Record extracts:
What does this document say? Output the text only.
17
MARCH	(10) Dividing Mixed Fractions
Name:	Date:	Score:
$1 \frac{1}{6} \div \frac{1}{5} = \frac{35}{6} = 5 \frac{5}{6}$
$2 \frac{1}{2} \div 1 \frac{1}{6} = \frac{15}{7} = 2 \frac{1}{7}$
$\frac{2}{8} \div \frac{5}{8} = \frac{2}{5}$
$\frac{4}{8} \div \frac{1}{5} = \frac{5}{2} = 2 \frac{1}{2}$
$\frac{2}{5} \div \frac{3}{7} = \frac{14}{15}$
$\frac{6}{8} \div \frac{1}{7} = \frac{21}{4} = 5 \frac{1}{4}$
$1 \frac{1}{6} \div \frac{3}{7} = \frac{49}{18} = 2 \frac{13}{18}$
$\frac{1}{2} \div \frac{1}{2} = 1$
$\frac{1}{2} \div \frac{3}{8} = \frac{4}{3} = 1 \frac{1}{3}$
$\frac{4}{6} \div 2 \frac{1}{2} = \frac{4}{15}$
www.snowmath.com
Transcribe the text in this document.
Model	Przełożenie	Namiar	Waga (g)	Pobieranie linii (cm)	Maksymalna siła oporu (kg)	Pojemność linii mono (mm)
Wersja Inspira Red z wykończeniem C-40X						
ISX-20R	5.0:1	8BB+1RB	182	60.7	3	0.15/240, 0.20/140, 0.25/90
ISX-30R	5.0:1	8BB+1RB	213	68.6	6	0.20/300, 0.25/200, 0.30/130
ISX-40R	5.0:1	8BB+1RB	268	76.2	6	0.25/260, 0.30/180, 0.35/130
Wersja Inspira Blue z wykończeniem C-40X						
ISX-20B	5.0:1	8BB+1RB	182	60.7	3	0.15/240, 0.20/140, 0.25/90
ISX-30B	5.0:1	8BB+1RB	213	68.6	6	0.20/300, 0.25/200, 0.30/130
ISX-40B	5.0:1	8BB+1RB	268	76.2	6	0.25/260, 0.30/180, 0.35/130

Task objective: Return, from the data, each line that has the word "text" in it.

Answer to the problem:
What does this document say? Output the text only.
Transcribe the text in this document.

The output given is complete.